» The problem
Reproduce the records below exactly as they appear.

(A run of records)
== == ==
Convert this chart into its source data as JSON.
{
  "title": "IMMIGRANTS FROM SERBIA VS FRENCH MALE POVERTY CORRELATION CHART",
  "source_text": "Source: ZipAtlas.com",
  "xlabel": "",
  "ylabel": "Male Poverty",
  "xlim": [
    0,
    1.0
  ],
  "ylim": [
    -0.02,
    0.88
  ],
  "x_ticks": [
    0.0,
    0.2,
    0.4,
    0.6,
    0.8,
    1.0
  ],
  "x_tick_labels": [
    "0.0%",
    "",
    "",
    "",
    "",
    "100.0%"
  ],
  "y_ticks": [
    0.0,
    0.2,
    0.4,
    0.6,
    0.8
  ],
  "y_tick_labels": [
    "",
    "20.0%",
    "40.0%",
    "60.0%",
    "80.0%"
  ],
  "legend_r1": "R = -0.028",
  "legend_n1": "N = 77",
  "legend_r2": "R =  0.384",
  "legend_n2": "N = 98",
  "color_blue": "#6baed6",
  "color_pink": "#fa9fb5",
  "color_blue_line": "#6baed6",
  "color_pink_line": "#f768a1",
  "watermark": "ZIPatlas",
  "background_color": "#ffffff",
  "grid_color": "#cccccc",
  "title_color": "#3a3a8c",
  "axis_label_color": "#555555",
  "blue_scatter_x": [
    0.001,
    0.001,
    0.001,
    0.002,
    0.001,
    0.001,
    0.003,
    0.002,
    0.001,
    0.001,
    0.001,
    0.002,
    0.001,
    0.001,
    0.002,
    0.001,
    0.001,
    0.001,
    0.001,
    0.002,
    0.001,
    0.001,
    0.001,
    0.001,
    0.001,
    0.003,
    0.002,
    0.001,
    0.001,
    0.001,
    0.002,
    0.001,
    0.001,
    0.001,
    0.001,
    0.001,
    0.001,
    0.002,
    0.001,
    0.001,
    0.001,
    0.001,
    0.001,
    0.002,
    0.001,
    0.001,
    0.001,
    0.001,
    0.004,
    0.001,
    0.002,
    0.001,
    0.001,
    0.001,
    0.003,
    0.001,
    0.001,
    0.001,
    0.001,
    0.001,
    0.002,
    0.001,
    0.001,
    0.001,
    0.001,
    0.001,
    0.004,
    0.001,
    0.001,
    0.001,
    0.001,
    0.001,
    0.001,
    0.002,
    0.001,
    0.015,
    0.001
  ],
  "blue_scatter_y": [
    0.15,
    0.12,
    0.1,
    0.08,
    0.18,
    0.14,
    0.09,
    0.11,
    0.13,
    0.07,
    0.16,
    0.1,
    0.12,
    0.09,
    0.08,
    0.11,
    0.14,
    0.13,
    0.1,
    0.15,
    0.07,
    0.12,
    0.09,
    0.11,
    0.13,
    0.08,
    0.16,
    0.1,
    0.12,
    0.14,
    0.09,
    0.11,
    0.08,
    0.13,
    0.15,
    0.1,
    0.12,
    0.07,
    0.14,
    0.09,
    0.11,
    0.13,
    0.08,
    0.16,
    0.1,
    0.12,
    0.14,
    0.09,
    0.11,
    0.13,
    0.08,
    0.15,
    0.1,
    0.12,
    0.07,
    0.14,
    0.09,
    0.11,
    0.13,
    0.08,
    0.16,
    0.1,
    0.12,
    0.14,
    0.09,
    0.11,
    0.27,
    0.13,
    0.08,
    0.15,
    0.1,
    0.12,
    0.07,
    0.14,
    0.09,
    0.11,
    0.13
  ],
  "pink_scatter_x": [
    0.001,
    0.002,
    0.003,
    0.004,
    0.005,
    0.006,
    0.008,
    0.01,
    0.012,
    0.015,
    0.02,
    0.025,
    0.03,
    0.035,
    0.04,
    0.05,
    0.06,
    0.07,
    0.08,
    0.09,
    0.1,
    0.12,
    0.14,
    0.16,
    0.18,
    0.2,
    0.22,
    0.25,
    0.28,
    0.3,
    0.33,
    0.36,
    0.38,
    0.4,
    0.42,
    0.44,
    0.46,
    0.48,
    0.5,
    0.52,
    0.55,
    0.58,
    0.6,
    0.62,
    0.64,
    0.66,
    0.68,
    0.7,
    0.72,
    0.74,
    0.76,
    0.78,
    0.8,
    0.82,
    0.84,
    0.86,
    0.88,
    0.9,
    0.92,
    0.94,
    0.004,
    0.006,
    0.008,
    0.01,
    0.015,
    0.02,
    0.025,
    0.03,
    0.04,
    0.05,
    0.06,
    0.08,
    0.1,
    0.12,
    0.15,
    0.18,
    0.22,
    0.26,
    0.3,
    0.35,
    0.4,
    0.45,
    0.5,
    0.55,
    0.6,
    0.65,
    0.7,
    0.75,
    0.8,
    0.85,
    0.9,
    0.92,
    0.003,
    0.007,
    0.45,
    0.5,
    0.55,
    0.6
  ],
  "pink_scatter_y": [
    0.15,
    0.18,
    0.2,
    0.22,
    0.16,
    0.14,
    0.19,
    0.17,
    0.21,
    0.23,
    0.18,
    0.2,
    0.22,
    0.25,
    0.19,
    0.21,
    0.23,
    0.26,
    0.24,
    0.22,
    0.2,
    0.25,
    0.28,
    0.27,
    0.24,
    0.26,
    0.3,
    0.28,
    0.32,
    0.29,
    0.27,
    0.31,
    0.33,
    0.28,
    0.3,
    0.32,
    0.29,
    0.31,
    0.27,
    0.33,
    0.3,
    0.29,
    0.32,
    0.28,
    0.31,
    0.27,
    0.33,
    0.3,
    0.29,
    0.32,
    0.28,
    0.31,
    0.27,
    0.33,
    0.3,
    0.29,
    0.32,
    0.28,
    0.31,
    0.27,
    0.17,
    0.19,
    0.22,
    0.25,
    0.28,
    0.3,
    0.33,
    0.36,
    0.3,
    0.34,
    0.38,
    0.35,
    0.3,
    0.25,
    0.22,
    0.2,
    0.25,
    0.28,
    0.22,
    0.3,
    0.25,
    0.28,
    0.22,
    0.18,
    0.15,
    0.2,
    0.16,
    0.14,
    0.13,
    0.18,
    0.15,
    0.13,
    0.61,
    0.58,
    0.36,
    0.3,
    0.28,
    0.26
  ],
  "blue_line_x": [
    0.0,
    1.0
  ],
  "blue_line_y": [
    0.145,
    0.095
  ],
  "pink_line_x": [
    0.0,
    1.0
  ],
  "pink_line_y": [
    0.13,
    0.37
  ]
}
== == ==
» Finished answer
Convert this chart into its source data as JSON.
{
  "title": "IMMIGRANTS FROM SERBIA VS FRENCH MALE POVERTY CORRELATION CHART",
  "source_text": "Source: ZipAtlas.com",
  "xlabel": "",
  "ylabel": "Male Poverty",
  "xlim": [
    0,
    1.0
  ],
  "ylim": [
    -0.02,
    0.88
  ],
  "x_ticks": [
    0.0,
    0.2,
    0.4,
    0.6,
    0.8,
    1.0
  ],
  "x_tick_labels": [
    "0.0%",
    "",
    "",
    "",
    "",
    "100.0%"
  ],
  "y_ticks": [
    0.0,
    0.2,
    0.4,
    0.6,
    0.8
  ],
  "y_tick_labels": [
    "",
    "20.0%",
    "40.0%",
    "60.0%",
    "80.0%"
  ],
  "legend_r1": "R = -0.028",
  "legend_n1": "N = 77",
  "legend_r2": "R =  0.384",
  "legend_n2": "N = 98",
  "color_blue": "#6baed6",
  "color_pink": "#fa9fb5",
  "color_blue_line": "#6baed6",
  "color_pink_line": "#f768a1",
  "watermark": "ZIPatlas",
  "background_color": "#ffffff",
  "grid_color": "#cccccc",
  "title_color": "#3a3a8c",
  "axis_label_color": "#555555",
  "blue_scatter_x": [
    0.001,
    0.001,
    0.001,
    0.002,
    0.001,
    0.001,
    0.003,
    0.002,
    0.001,
    0.001,
    0.001,
    0.002,
    0.001,
    0.001,
    0.002,
    0.001,
    0.001,
    0.001,
    0.001,
    0.002,
    0.001,
    0.001,
    0.001,
    0.001,
    0.001,
    0.003,
    0.002,
    0.001,
    0.001,
    0.001,
    0.002,
    0.001,
    0.001,
    0.001,
    0.001,
    0.001,
    0.001,
    0.002,
    0.001,
    0.001,
    0.001,
    0.001,
    0.001,
    0.002,
    0.001,
    0.001,
    0.001,
    0.001,
    0.004,
    0.001,
    0.002,
    0.001,
    0.001,
    0.001,
    0.003,
    0.001,
    0.001,
    0.001,
    0.001,
    0.001,
    0.002,
    0.001,
    0.001,
    0.001,
    0.001,
    0.001,
    0.004,
    0.001,
    0.001,
    0.001,
    0.001,
    0.001,
    0.001,
    0.002,
    0.001,
    0.015,
    0.001
  ],
  "blue_scatter_y": [
    0.15,
    0.12,
    0.1,
    0.08,
    0.18,
    0.14,
    0.09,
    0.11,
    0.13,
    0.07,
    0.16,
    0.1,
    0.12,
    0.09,
    0.08,
    0.11,
    0.14,
    0.13,
    0.1,
    0.15,
    0.07,
    0.12,
    0.09,
    0.11,
    0.13,
    0.08,
    0.16,
    0.1,
    0.12,
    0.14,
    0.09,
    0.11,
    0.08,
    0.13,
    0.15,
    0.1,
    0.12,
    0.07,
    0.14,
    0.09,
    0.11,
    0.13,
    0.08,
    0.16,
    0.1,
    0.12,
    0.14,
    0.09,
    0.11,
    0.13,
    0.08,
    0.15,
    0.1,
    0.12,
    0.07,
    0.14,
    0.09,
    0.11,
    0.13,
    0.08,
    0.16,
    0.1,
    0.12,
    0.14,
    0.09,
    0.11,
    0.27,
    0.13,
    0.08,
    0.15,
    0.1,
    0.12,
    0.07,
    0.14,
    0.09,
    0.11,
    0.13
  ],
  "pink_scatter_x": [
    0.001,
    0.002,
    0.003,
    0.004,
    0.005,
    0.006,
    0.008,
    0.01,
    0.012,
    0.015,
    0.02,
    0.025,
    0.03,
    0.035,
    0.04,
    0.05,
    0.06,
    0.07,
    0.08,
    0.09,
    0.1,
    0.12,
    0.14,
    0.16,
    0.18,
    0.2,
    0.22,
    0.25,
    0.28,
    0.3,
    0.33,
    0.36,
    0.38,
    0.4,
    0.42,
    0.44,
    0.46,
    0.48,
    0.5,
    0.52,
    0.55,
    0.58,
    0.6,
    0.62,
    0.64,
    0.66,
    0.68,
    0.7,
    0.72,
    0.74,
    0.76,
    0.78,
    0.8,
    0.82,
    0.84,
    0.86,
    0.88,
    0.9,
    0.92,
    0.94,
    0.004,
    0.006,
    0.008,
    0.01,
    0.015,
    0.02,
    0.025,
    0.03,
    0.04,
    0.05,
    0.06,
    0.08,
    0.1,
    0.12,
    0.15,
    0.18,
    0.22,
    0.26,
    0.3,
    0.35,
    0.4,
    0.45,
    0.5,
    0.55,
    0.6,
    0.65,
    0.7,
    0.75,
    0.8,
    0.85,
    0.9,
    0.92,
    0.003,
    0.007,
    0.45,
    0.5,
    0.55,
    0.6
  ],
  "pink_scatter_y": [
    0.15,
    0.18,
    0.2,
    0.22,
    0.16,
    0.14,
    0.19,
    0.17,
    0.21,
    0.23,
    0.18,
    0.2,
    0.22,
    0.25,
    0.19,
    0.21,
    0.23,
    0.26,
    0.24,
    0.22,
    0.2,
    0.25,
    0.28,
    0.27,
    0.24,
    0.26,
    0.3,
    0.28,
    0.32,
    0.29,
    0.27,
    0.31,
    0.33,
    0.28,
    0.3,
    0.32,
    0.29,
    0.31,
    0.27,
    0.33,
    0.3,
    0.29,
    0.32,
    0.28,
    0.31,
    0.27,
    0.33,
    0.3,
    0.29,
    0.32,
    0.28,
    0.31,
    0.27,
    0.33,
    0.3,
    0.29,
    0.32,
    0.28,
    0.31,
    0.27,
    0.17,
    0.19,
    0.22,
    0.25,
    0.28,
    0.3,
    0.33,
    0.36,
    0.3,
    0.34,
    0.38,
    0.35,
    0.3,
    0.25,
    0.22,
    0.2,
    0.25,
    0.28,
    0.22,
    0.3,
    0.25,
    0.28,
    0.22,
    0.18,
    0.15,
    0.2,
    0.16,
    0.14,
    0.13,
    0.18,
    0.15,
    0.13,
    0.61,
    0.58,
    0.36,
    0.3,
    0.28,
    0.26
  ],
  "blue_line_x": [
    0.0,
    1.0
  ],
  "blue_line_y": [
    0.145,
    0.095
  ],
  "pink_line_x": [
    0.0,
    1.0
  ],
  "pink_line_y": [
    0.13,
    0.37
  ]
}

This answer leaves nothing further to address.